● Dataset rows:
---------------
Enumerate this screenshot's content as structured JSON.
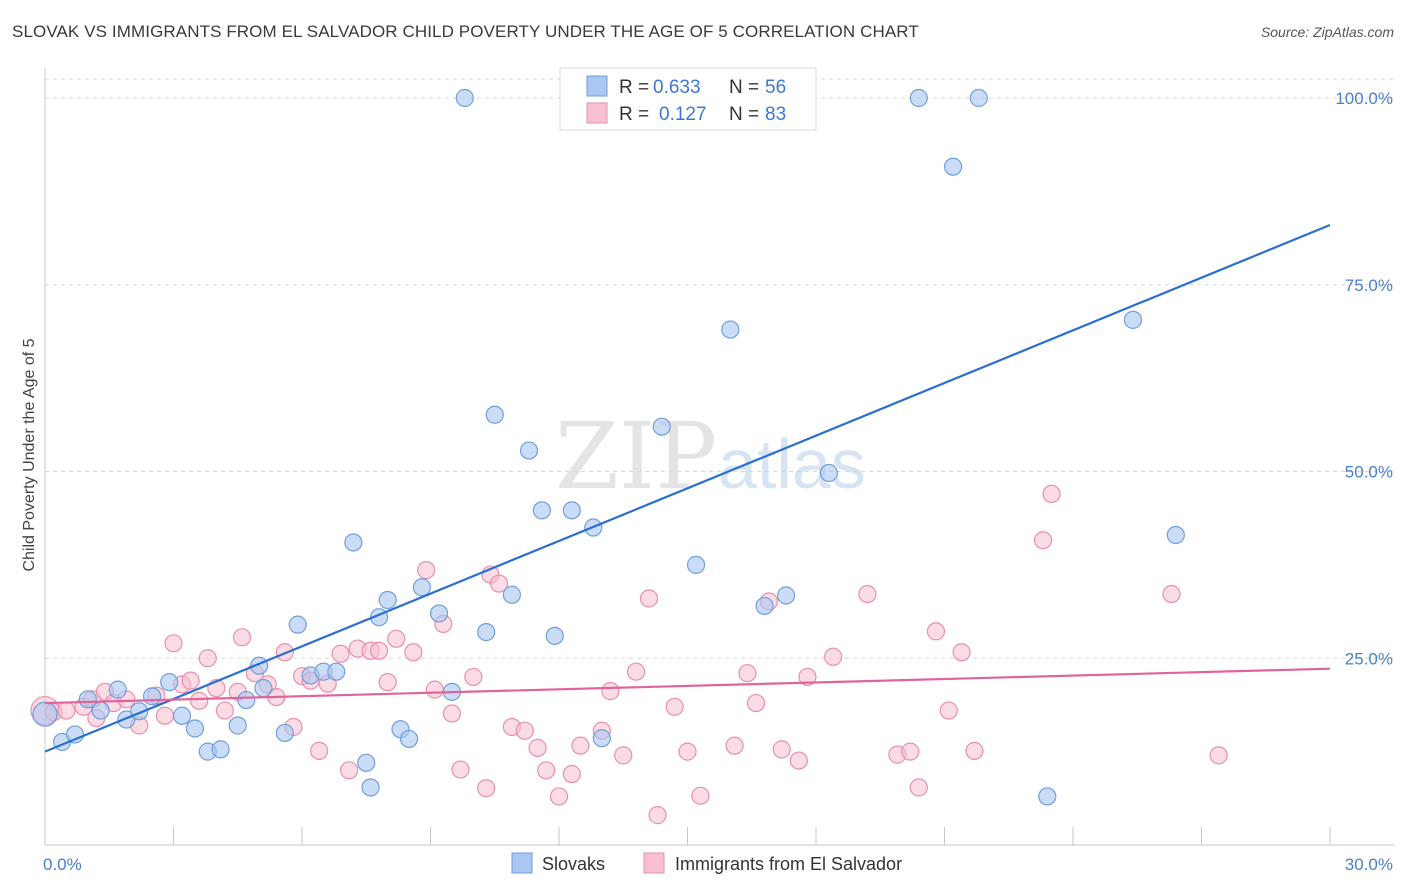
{
  "title": "SLOVAK VS IMMIGRANTS FROM EL SALVADOR CHILD POVERTY UNDER THE AGE OF 5 CORRELATION CHART",
  "source": "Source: ZipAtlas.com",
  "watermark": {
    "zip": "ZIP",
    "atlas": "atlas"
  },
  "colors": {
    "blue_fill": "#a9c7f0",
    "blue_stroke": "#6f9fdc",
    "blue_line": "#2a6fd0",
    "pink_fill": "#f7bfd0",
    "pink_stroke": "#e98fae",
    "pink_line": "#e0649a",
    "grid": "#d8d8d8",
    "tick_text": "#4a7fcf"
  },
  "legend": {
    "rows": [
      {
        "r_label": "R =",
        "r_value": "0.633",
        "n_label": "N =",
        "n_value": "56"
      },
      {
        "r_label": "R =",
        "r_value": "0.127",
        "n_label": "N =",
        "n_value": "83"
      }
    ]
  },
  "chart_data": {
    "type": "scatter",
    "title": "SLOVAK VS IMMIGRANTS FROM EL SALVADOR CHILD POVERTY UNDER THE AGE OF 5 CORRELATION CHART",
    "xlabel": "",
    "ylabel": "Child Poverty Under the Age of 5",
    "xlim": [
      0,
      30
    ],
    "ylim": [
      0,
      100
    ],
    "x_tick_labels": [
      "0.0%",
      "30.0%"
    ],
    "y_ticks": [
      25,
      50,
      75,
      100
    ],
    "y_tick_labels": [
      "25.0%",
      "50.0%",
      "75.0%",
      "100.0%"
    ],
    "grid": true,
    "legend_position": "top-center",
    "series": [
      {
        "name": "Slovaks",
        "color": "#a9c7f0",
        "trend": {
          "x": [
            0,
            30
          ],
          "y": [
            12.5,
            83.0
          ]
        },
        "points": [
          [
            0.0,
            17.5
          ],
          [
            0.4,
            13.8
          ],
          [
            0.7,
            14.8
          ],
          [
            1.0,
            19.5
          ],
          [
            1.3,
            18.0
          ],
          [
            1.7,
            20.8
          ],
          [
            1.9,
            16.8
          ],
          [
            2.2,
            17.9
          ],
          [
            2.5,
            19.9
          ],
          [
            2.9,
            21.8
          ],
          [
            3.2,
            17.3
          ],
          [
            3.5,
            15.6
          ],
          [
            3.8,
            12.5
          ],
          [
            4.1,
            12.8
          ],
          [
            4.5,
            16.0
          ],
          [
            4.7,
            19.4
          ],
          [
            5.0,
            24.0
          ],
          [
            5.1,
            21.0
          ],
          [
            5.6,
            15.0
          ],
          [
            5.9,
            29.5
          ],
          [
            6.2,
            22.7
          ],
          [
            6.5,
            23.2
          ],
          [
            6.8,
            23.2
          ],
          [
            7.2,
            40.5
          ],
          [
            7.5,
            11.0
          ],
          [
            7.6,
            7.7
          ],
          [
            7.8,
            30.5
          ],
          [
            8.0,
            32.8
          ],
          [
            8.3,
            15.5
          ],
          [
            8.5,
            14.2
          ],
          [
            8.8,
            34.5
          ],
          [
            9.2,
            31.0
          ],
          [
            9.5,
            20.5
          ],
          [
            9.8,
            100.0
          ],
          [
            10.3,
            28.5
          ],
          [
            10.5,
            57.6
          ],
          [
            10.9,
            33.5
          ],
          [
            11.3,
            52.8
          ],
          [
            11.6,
            44.8
          ],
          [
            11.9,
            28.0
          ],
          [
            12.3,
            44.8
          ],
          [
            12.8,
            42.5
          ],
          [
            13.0,
            14.3
          ],
          [
            14.4,
            56.0
          ],
          [
            15.2,
            37.5
          ],
          [
            16.0,
            69.0
          ],
          [
            16.3,
            100.0
          ],
          [
            16.8,
            32.0
          ],
          [
            17.3,
            33.4
          ],
          [
            18.3,
            49.8
          ],
          [
            20.4,
            100.0
          ],
          [
            21.2,
            90.8
          ],
          [
            21.8,
            100.0
          ],
          [
            23.4,
            6.5
          ],
          [
            25.4,
            70.3
          ],
          [
            26.4,
            41.5
          ]
        ]
      },
      {
        "name": "Immigrants from El Salvador",
        "color": "#f7bfd0",
        "trend": {
          "x": [
            0,
            30
          ],
          "y": [
            19.0,
            23.6
          ]
        },
        "points": [
          [
            0.0,
            18.0
          ],
          [
            0.2,
            17.8
          ],
          [
            0.5,
            18.0
          ],
          [
            0.9,
            18.5
          ],
          [
            1.1,
            19.5
          ],
          [
            1.2,
            17.0
          ],
          [
            1.4,
            20.5
          ],
          [
            1.6,
            19.0
          ],
          [
            1.9,
            19.5
          ],
          [
            2.2,
            16.0
          ],
          [
            2.6,
            20.0
          ],
          [
            2.8,
            17.3
          ],
          [
            3.0,
            27.0
          ],
          [
            3.2,
            21.5
          ],
          [
            3.4,
            22.0
          ],
          [
            3.6,
            19.3
          ],
          [
            3.8,
            25.0
          ],
          [
            4.0,
            21.0
          ],
          [
            4.2,
            18.0
          ],
          [
            4.5,
            20.5
          ],
          [
            4.6,
            27.8
          ],
          [
            4.9,
            23.0
          ],
          [
            5.2,
            21.5
          ],
          [
            5.4,
            19.8
          ],
          [
            5.6,
            25.8
          ],
          [
            5.8,
            15.8
          ],
          [
            6.0,
            22.6
          ],
          [
            6.2,
            22.0
          ],
          [
            6.4,
            12.6
          ],
          [
            6.6,
            21.6
          ],
          [
            6.9,
            25.6
          ],
          [
            7.1,
            10.0
          ],
          [
            7.3,
            26.3
          ],
          [
            7.6,
            26.0
          ],
          [
            7.8,
            26.0
          ],
          [
            8.0,
            21.8
          ],
          [
            8.2,
            27.6
          ],
          [
            8.6,
            25.8
          ],
          [
            8.9,
            36.8
          ],
          [
            9.1,
            20.8
          ],
          [
            9.3,
            29.6
          ],
          [
            9.5,
            17.6
          ],
          [
            9.7,
            10.1
          ],
          [
            10.0,
            22.5
          ],
          [
            10.3,
            7.6
          ],
          [
            10.4,
            36.2
          ],
          [
            10.6,
            35.0
          ],
          [
            10.9,
            15.8
          ],
          [
            11.2,
            15.3
          ],
          [
            11.5,
            13.0
          ],
          [
            11.7,
            10.0
          ],
          [
            12.0,
            6.5
          ],
          [
            12.3,
            9.5
          ],
          [
            12.5,
            13.3
          ],
          [
            13.0,
            15.3
          ],
          [
            13.2,
            20.6
          ],
          [
            13.5,
            12.0
          ],
          [
            13.8,
            23.2
          ],
          [
            14.1,
            33.0
          ],
          [
            14.3,
            4.0
          ],
          [
            14.7,
            18.5
          ],
          [
            15.0,
            12.5
          ],
          [
            15.3,
            6.6
          ],
          [
            16.1,
            13.3
          ],
          [
            16.4,
            23.0
          ],
          [
            16.6,
            19.0
          ],
          [
            16.9,
            32.6
          ],
          [
            17.2,
            12.8
          ],
          [
            17.6,
            11.3
          ],
          [
            17.8,
            22.5
          ],
          [
            18.4,
            25.2
          ],
          [
            19.2,
            33.6
          ],
          [
            19.9,
            12.1
          ],
          [
            20.2,
            12.5
          ],
          [
            20.4,
            7.7
          ],
          [
            20.8,
            28.6
          ],
          [
            21.1,
            18.0
          ],
          [
            21.4,
            25.8
          ],
          [
            21.7,
            12.6
          ],
          [
            23.3,
            40.8
          ],
          [
            23.5,
            47.0
          ],
          [
            26.3,
            33.6
          ],
          [
            27.4,
            12.0
          ]
        ]
      }
    ]
  },
  "bottom_legend": {
    "items": [
      {
        "label": "Slovaks"
      },
      {
        "label": "Immigrants from El Salvador"
      }
    ]
  }
}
---------------
● Task: Retype each record exactly as it stands, but do not include the pictures.

● Correct answer:
Enumerate this screenshot's content as structured JSON.
{
  "title": "SLOVAK VS IMMIGRANTS FROM EL SALVADOR CHILD POVERTY UNDER THE AGE OF 5 CORRELATION CHART",
  "source": "Source: ZipAtlas.com",
  "watermark": {
    "zip": "ZIP",
    "atlas": "atlas"
  },
  "colors": {
    "blue_fill": "#a9c7f0",
    "blue_stroke": "#6f9fdc",
    "blue_line": "#2a6fd0",
    "pink_fill": "#f7bfd0",
    "pink_stroke": "#e98fae",
    "pink_line": "#e0649a",
    "grid": "#d8d8d8",
    "tick_text": "#4a7fcf"
  },
  "legend": {
    "rows": [
      {
        "r_label": "R =",
        "r_value": "0.633",
        "n_label": "N =",
        "n_value": "56"
      },
      {
        "r_label": "R =",
        "r_value": "0.127",
        "n_label": "N =",
        "n_value": "83"
      }
    ]
  },
  "chart_data": {
    "type": "scatter",
    "title": "SLOVAK VS IMMIGRANTS FROM EL SALVADOR CHILD POVERTY UNDER THE AGE OF 5 CORRELATION CHART",
    "xlabel": "",
    "ylabel": "Child Poverty Under the Age of 5",
    "xlim": [
      0,
      30
    ],
    "ylim": [
      0,
      100
    ],
    "x_tick_labels": [
      "0.0%",
      "30.0%"
    ],
    "y_ticks": [
      25,
      50,
      75,
      100
    ],
    "y_tick_labels": [
      "25.0%",
      "50.0%",
      "75.0%",
      "100.0%"
    ],
    "grid": true,
    "legend_position": "top-center",
    "series": [
      {
        "name": "Slovaks",
        "color": "#a9c7f0",
        "trend": {
          "x": [
            0,
            30
          ],
          "y": [
            12.5,
            83.0
          ]
        },
        "points": [
          [
            0.0,
            17.5
          ],
          [
            0.4,
            13.8
          ],
          [
            0.7,
            14.8
          ],
          [
            1.0,
            19.5
          ],
          [
            1.3,
            18.0
          ],
          [
            1.7,
            20.8
          ],
          [
            1.9,
            16.8
          ],
          [
            2.2,
            17.9
          ],
          [
            2.5,
            19.9
          ],
          [
            2.9,
            21.8
          ],
          [
            3.2,
            17.3
          ],
          [
            3.5,
            15.6
          ],
          [
            3.8,
            12.5
          ],
          [
            4.1,
            12.8
          ],
          [
            4.5,
            16.0
          ],
          [
            4.7,
            19.4
          ],
          [
            5.0,
            24.0
          ],
          [
            5.1,
            21.0
          ],
          [
            5.6,
            15.0
          ],
          [
            5.9,
            29.5
          ],
          [
            6.2,
            22.7
          ],
          [
            6.5,
            23.2
          ],
          [
            6.8,
            23.2
          ],
          [
            7.2,
            40.5
          ],
          [
            7.5,
            11.0
          ],
          [
            7.6,
            7.7
          ],
          [
            7.8,
            30.5
          ],
          [
            8.0,
            32.8
          ],
          [
            8.3,
            15.5
          ],
          [
            8.5,
            14.2
          ],
          [
            8.8,
            34.5
          ],
          [
            9.2,
            31.0
          ],
          [
            9.5,
            20.5
          ],
          [
            9.8,
            100.0
          ],
          [
            10.3,
            28.5
          ],
          [
            10.5,
            57.6
          ],
          [
            10.9,
            33.5
          ],
          [
            11.3,
            52.8
          ],
          [
            11.6,
            44.8
          ],
          [
            11.9,
            28.0
          ],
          [
            12.3,
            44.8
          ],
          [
            12.8,
            42.5
          ],
          [
            13.0,
            14.3
          ],
          [
            14.4,
            56.0
          ],
          [
            15.2,
            37.5
          ],
          [
            16.0,
            69.0
          ],
          [
            16.3,
            100.0
          ],
          [
            16.8,
            32.0
          ],
          [
            17.3,
            33.4
          ],
          [
            18.3,
            49.8
          ],
          [
            20.4,
            100.0
          ],
          [
            21.2,
            90.8
          ],
          [
            21.8,
            100.0
          ],
          [
            23.4,
            6.5
          ],
          [
            25.4,
            70.3
          ],
          [
            26.4,
            41.5
          ]
        ]
      },
      {
        "name": "Immigrants from El Salvador",
        "color": "#f7bfd0",
        "trend": {
          "x": [
            0,
            30
          ],
          "y": [
            19.0,
            23.6
          ]
        },
        "points": [
          [
            0.0,
            18.0
          ],
          [
            0.2,
            17.8
          ],
          [
            0.5,
            18.0
          ],
          [
            0.9,
            18.5
          ],
          [
            1.1,
            19.5
          ],
          [
            1.2,
            17.0
          ],
          [
            1.4,
            20.5
          ],
          [
            1.6,
            19.0
          ],
          [
            1.9,
            19.5
          ],
          [
            2.2,
            16.0
          ],
          [
            2.6,
            20.0
          ],
          [
            2.8,
            17.3
          ],
          [
            3.0,
            27.0
          ],
          [
            3.2,
            21.5
          ],
          [
            3.4,
            22.0
          ],
          [
            3.6,
            19.3
          ],
          [
            3.8,
            25.0
          ],
          [
            4.0,
            21.0
          ],
          [
            4.2,
            18.0
          ],
          [
            4.5,
            20.5
          ],
          [
            4.6,
            27.8
          ],
          [
            4.9,
            23.0
          ],
          [
            5.2,
            21.5
          ],
          [
            5.4,
            19.8
          ],
          [
            5.6,
            25.8
          ],
          [
            5.8,
            15.8
          ],
          [
            6.0,
            22.6
          ],
          [
            6.2,
            22.0
          ],
          [
            6.4,
            12.6
          ],
          [
            6.6,
            21.6
          ],
          [
            6.9,
            25.6
          ],
          [
            7.1,
            10.0
          ],
          [
            7.3,
            26.3
          ],
          [
            7.6,
            26.0
          ],
          [
            7.8,
            26.0
          ],
          [
            8.0,
            21.8
          ],
          [
            8.2,
            27.6
          ],
          [
            8.6,
            25.8
          ],
          [
            8.9,
            36.8
          ],
          [
            9.1,
            20.8
          ],
          [
            9.3,
            29.6
          ],
          [
            9.5,
            17.6
          ],
          [
            9.7,
            10.1
          ],
          [
            10.0,
            22.5
          ],
          [
            10.3,
            7.6
          ],
          [
            10.4,
            36.2
          ],
          [
            10.6,
            35.0
          ],
          [
            10.9,
            15.8
          ],
          [
            11.2,
            15.3
          ],
          [
            11.5,
            13.0
          ],
          [
            11.7,
            10.0
          ],
          [
            12.0,
            6.5
          ],
          [
            12.3,
            9.5
          ],
          [
            12.5,
            13.3
          ],
          [
            13.0,
            15.3
          ],
          [
            13.2,
            20.6
          ],
          [
            13.5,
            12.0
          ],
          [
            13.8,
            23.2
          ],
          [
            14.1,
            33.0
          ],
          [
            14.3,
            4.0
          ],
          [
            14.7,
            18.5
          ],
          [
            15.0,
            12.5
          ],
          [
            15.3,
            6.6
          ],
          [
            16.1,
            13.3
          ],
          [
            16.4,
            23.0
          ],
          [
            16.6,
            19.0
          ],
          [
            16.9,
            32.6
          ],
          [
            17.2,
            12.8
          ],
          [
            17.6,
            11.3
          ],
          [
            17.8,
            22.5
          ],
          [
            18.4,
            25.2
          ],
          [
            19.2,
            33.6
          ],
          [
            19.9,
            12.1
          ],
          [
            20.2,
            12.5
          ],
          [
            20.4,
            7.7
          ],
          [
            20.8,
            28.6
          ],
          [
            21.1,
            18.0
          ],
          [
            21.4,
            25.8
          ],
          [
            21.7,
            12.6
          ],
          [
            23.3,
            40.8
          ],
          [
            23.5,
            47.0
          ],
          [
            26.3,
            33.6
          ],
          [
            27.4,
            12.0
          ]
        ]
      }
    ]
  },
  "bottom_legend": {
    "items": [
      {
        "label": "Slovaks"
      },
      {
        "label": "Immigrants from El Salvador"
      }
    ]
  }
}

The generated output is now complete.